For each line that holds "NEMA", copy the line out.

--- start of Source material ---

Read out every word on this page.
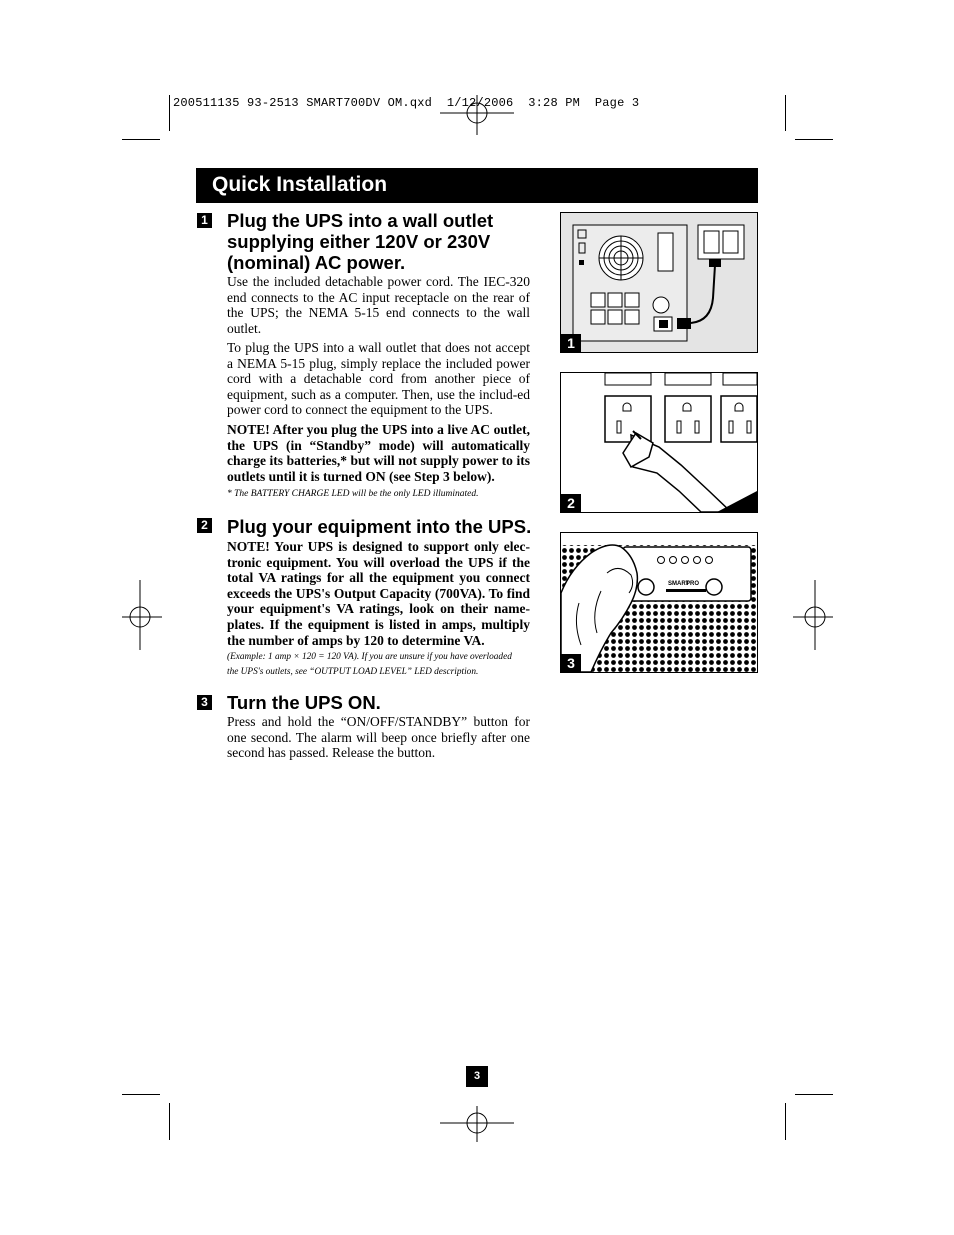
200511135 93-2513 SMART700DV OM.qxd  1/12/2006  3:28 PM  Page 3
Quick Installation
1 Plug the UPS into a wall outlet
supplying either 120V or 230V
(nominal) AC power.
Use the included detachable power cord. The IEC-320 end connects to the AC input receptacle on the rear of the UPS; the NEMA 5-15 end connects to the wall outlet.
To plug the UPS into a wall outlet that does not accept a NEMA 5-15 plug, simply replace the included power cord with a detachable cord from another piece of equipment, such as a computer. Then, use the includ-ed power cord to connect the equipment to the UPS.
NOTE! After you plug the UPS into a live AC outlet, the UPS (in “Standby” mode) will automatically charge its batteries,* but will not supply power to its outlets until it is turned ON (see Step 3 below).
* The BATTERY CHARGE LED will be the only LED illuminated.
2 Plug your equipment into the UPS.
NOTE! Your UPS is designed to support only elec-tronic equipment. You will overload the UPS if the total VA ratings for all the equipment you connect exceeds the UPS's Output Capacity (700VA). To find your equipment's VA ratings, look on their name-plates. If the equipment is listed in amps, multiply the number of amps by 120 to determine VA.
(Example: 1 amp × 120 = 120 VA). If you are unsure if you have overloaded
the UPS's outlets, see “OUTPUT LOAD LEVEL” LED description.
3 Turn the UPS ON.
Press and hold the “ON/OFF/STANDBY” button for one second. The alarm will beep once briefly after one second has passed. Release the button.
1
2
SMART
PRO
3
3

--- end of Source material ---

> [Finished answer]
Use the included detachable power cord. The IEC-320 end connects to the AC input receptacle on the rear of the UPS; the NEMA 5-15 end connects to the wall outlet.
To plug the UPS into a wall outlet that does not accept a NEMA 5-15 plug, simply replace the included power cord with a detachable cord from another piece of equipment, such as a computer. Then, use the includ-ed power cord to connect the equipment to the UPS.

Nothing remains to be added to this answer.